Brief: Copy out all lines of the records in which the word "with" appears.

Records:
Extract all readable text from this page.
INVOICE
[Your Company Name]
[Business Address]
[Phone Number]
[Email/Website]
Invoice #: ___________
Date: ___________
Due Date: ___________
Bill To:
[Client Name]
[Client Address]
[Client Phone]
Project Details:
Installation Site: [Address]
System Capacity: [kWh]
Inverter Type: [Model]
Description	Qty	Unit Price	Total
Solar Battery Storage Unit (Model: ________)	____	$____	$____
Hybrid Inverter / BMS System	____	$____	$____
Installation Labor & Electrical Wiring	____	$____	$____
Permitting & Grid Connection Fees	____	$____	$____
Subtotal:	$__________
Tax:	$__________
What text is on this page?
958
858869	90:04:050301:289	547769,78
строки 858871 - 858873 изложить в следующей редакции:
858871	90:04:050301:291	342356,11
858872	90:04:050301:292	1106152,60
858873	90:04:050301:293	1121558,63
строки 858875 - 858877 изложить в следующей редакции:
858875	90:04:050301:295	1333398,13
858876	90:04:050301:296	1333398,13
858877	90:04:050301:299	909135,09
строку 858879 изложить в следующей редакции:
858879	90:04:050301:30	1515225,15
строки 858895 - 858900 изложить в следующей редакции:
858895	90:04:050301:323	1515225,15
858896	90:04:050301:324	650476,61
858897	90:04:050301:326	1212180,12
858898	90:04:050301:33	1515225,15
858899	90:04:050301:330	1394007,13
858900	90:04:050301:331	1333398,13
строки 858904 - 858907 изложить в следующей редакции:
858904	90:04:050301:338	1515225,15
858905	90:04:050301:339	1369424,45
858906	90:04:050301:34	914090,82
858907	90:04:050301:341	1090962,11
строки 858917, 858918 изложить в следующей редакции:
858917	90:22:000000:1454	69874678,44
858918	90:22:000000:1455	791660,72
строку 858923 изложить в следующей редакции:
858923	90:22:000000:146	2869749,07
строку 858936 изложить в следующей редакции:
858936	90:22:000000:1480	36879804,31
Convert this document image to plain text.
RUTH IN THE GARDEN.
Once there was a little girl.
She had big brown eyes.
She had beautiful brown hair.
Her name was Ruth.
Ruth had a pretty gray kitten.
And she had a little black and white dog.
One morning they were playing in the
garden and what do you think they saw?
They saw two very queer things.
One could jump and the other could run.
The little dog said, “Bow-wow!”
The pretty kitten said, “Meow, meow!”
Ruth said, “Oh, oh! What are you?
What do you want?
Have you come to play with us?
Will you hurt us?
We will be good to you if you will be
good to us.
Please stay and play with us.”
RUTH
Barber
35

Response to the task:
Have you come to play with us?
Please stay and play with us.”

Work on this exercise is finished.